Below are some records. Copy every line in them that holds "Huntress".

Provided material »
* * * *

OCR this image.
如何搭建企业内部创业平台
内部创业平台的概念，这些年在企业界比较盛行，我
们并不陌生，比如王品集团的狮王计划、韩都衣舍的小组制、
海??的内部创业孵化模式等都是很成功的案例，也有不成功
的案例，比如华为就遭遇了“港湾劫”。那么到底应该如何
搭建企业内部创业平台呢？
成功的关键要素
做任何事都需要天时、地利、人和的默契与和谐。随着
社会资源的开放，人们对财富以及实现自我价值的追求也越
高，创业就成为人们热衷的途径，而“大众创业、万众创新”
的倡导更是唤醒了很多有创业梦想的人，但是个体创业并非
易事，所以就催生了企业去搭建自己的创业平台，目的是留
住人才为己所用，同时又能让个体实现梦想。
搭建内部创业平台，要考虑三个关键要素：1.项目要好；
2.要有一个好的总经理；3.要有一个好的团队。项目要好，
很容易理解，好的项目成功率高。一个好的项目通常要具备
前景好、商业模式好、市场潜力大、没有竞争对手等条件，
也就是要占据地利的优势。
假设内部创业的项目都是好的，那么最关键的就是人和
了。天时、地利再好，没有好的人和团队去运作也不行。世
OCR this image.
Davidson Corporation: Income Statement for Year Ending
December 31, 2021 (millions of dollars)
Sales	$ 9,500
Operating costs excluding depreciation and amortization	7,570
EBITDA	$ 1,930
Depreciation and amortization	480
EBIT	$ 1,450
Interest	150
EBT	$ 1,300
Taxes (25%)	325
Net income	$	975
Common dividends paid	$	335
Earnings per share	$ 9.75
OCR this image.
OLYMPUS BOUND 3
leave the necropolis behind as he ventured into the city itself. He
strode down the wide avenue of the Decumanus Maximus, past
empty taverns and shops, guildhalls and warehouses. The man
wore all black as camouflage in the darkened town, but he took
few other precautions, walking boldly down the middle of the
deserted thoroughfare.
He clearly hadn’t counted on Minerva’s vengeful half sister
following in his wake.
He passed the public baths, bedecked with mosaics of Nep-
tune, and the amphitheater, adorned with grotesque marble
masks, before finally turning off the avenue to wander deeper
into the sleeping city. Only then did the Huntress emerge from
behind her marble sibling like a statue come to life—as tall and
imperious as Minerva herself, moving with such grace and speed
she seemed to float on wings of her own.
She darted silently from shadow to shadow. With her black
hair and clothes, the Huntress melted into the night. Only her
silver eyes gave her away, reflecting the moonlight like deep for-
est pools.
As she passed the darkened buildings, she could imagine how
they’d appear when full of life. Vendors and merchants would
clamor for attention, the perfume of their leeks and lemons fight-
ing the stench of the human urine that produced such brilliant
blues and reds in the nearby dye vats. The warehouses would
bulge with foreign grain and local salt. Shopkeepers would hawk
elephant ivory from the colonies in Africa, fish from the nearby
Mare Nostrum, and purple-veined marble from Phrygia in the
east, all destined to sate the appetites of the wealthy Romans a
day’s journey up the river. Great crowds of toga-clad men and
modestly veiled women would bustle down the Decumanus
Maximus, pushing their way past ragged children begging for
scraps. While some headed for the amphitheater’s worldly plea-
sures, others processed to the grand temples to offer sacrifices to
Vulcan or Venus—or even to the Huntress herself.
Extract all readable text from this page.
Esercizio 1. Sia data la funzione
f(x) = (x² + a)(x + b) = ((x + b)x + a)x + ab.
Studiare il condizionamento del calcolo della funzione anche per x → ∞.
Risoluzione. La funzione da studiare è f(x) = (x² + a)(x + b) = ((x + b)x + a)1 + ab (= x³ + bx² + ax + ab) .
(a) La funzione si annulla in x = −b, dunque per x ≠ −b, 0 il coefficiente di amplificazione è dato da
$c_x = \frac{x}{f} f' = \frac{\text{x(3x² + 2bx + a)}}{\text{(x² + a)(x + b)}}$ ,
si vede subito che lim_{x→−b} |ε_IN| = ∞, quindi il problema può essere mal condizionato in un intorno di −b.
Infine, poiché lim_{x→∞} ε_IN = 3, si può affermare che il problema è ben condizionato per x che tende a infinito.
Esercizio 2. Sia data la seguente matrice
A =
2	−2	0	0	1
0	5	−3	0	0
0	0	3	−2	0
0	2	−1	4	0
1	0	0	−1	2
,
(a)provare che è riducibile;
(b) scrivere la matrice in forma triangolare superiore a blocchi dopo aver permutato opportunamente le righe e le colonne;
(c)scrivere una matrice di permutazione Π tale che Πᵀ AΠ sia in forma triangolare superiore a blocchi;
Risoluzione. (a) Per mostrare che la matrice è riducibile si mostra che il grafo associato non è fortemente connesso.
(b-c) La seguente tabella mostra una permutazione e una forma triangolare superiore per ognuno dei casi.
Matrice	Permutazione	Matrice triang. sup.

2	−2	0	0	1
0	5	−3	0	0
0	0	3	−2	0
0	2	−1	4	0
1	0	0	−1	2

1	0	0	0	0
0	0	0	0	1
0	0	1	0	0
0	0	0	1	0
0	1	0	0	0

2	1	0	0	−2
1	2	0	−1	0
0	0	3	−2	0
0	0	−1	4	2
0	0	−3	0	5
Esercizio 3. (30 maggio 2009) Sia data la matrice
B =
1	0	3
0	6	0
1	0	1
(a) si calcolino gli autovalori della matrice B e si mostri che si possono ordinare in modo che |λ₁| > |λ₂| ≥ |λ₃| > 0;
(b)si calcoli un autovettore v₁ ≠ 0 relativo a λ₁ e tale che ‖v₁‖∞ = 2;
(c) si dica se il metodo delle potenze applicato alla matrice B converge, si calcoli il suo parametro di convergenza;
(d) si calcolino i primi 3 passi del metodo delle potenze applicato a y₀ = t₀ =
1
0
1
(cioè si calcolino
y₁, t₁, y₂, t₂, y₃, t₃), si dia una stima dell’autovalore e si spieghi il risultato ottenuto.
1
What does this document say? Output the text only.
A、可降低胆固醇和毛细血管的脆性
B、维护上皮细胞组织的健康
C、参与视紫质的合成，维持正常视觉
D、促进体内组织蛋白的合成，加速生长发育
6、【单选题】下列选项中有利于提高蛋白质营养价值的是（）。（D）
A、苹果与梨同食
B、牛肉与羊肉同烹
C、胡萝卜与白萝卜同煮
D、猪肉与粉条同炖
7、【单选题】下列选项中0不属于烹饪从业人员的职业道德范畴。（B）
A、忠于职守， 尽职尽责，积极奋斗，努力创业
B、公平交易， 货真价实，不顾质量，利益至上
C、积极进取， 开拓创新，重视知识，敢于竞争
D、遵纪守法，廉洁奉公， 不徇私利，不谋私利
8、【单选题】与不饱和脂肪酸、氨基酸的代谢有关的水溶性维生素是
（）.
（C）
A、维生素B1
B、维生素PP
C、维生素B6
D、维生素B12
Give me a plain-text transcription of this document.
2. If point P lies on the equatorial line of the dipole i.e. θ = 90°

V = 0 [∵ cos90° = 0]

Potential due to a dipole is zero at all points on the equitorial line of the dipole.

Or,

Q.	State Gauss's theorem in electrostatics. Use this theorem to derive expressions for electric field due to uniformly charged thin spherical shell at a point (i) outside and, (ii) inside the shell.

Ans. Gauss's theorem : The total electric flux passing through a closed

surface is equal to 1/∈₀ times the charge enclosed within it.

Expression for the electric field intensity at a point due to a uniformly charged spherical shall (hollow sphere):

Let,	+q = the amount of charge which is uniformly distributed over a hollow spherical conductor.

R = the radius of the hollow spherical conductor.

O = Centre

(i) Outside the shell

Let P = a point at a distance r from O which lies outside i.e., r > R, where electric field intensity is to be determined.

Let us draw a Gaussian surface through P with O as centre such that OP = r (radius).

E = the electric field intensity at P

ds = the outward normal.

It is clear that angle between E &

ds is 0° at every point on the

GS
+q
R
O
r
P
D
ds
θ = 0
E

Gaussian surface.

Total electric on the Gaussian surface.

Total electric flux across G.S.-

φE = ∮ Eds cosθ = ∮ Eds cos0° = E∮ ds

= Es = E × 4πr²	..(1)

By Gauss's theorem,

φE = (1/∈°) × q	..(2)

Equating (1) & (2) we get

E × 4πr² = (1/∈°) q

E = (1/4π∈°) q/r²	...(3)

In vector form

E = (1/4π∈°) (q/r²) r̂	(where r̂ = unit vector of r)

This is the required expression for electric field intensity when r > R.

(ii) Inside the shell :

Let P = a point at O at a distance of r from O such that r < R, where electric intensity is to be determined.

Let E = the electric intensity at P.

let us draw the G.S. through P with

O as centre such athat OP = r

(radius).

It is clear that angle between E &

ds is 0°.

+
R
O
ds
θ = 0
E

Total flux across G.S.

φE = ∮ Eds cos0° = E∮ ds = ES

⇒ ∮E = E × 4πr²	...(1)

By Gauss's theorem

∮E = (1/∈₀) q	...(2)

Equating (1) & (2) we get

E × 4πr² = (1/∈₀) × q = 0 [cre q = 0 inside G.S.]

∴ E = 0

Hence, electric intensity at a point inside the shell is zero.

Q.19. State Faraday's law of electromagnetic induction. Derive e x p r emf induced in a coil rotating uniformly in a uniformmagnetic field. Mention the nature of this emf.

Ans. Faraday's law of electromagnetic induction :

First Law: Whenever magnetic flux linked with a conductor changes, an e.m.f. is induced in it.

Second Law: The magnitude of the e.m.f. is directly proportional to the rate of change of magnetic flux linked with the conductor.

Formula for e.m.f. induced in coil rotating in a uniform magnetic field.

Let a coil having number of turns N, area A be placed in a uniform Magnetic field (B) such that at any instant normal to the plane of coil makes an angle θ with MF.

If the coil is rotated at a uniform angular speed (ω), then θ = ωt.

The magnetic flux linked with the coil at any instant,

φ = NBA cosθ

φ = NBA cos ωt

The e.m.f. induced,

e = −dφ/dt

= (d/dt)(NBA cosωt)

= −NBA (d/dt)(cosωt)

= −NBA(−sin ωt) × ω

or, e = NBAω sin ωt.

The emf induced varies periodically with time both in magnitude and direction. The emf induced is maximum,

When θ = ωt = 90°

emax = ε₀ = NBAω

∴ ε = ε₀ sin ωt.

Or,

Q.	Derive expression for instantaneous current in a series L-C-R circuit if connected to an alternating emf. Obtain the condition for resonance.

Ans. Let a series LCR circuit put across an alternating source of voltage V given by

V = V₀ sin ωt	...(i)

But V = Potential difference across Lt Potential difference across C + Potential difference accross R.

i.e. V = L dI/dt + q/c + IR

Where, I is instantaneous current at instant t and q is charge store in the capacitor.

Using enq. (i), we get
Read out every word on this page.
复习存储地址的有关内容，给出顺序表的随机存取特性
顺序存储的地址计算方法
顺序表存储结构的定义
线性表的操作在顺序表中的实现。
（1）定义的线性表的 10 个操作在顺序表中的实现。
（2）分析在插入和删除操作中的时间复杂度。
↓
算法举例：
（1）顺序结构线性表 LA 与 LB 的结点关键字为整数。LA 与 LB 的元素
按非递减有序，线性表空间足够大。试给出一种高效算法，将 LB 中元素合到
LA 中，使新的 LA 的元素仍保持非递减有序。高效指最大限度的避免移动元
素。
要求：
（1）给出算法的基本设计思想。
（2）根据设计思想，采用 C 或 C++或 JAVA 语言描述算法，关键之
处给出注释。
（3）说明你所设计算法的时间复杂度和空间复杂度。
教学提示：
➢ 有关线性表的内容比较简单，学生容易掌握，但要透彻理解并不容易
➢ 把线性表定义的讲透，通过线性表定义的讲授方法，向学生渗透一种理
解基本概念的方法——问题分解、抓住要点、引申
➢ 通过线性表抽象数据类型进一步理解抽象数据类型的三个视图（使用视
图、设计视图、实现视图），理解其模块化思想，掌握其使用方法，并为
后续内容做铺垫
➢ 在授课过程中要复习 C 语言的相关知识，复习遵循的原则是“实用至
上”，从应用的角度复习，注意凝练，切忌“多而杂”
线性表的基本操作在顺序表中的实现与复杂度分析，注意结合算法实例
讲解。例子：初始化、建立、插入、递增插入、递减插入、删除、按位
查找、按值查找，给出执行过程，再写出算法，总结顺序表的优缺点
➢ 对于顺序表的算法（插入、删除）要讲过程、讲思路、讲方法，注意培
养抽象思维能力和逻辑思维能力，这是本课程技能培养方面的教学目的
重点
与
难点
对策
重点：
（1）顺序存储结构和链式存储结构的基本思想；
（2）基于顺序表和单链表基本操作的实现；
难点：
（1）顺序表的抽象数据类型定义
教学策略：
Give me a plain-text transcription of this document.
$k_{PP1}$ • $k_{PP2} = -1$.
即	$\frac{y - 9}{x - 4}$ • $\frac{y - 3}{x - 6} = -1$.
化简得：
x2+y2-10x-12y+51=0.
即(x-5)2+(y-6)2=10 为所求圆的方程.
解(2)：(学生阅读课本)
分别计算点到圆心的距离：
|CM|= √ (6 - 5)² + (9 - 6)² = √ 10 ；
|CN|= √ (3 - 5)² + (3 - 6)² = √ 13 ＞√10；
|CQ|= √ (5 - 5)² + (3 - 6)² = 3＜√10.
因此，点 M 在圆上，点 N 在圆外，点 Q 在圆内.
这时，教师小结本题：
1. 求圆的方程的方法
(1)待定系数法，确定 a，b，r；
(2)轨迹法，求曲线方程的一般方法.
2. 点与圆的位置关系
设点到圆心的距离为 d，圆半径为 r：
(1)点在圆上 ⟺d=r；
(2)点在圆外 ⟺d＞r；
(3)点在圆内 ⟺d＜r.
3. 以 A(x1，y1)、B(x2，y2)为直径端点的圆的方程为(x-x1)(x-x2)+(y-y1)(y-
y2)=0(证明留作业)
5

* * * *

Answer below »
into the sleeping city. Only then did the Huntress emerge from
hair and clothes, the Huntress melted into the night. Only her
Vulcan or Venus—or even to the Huntress herself.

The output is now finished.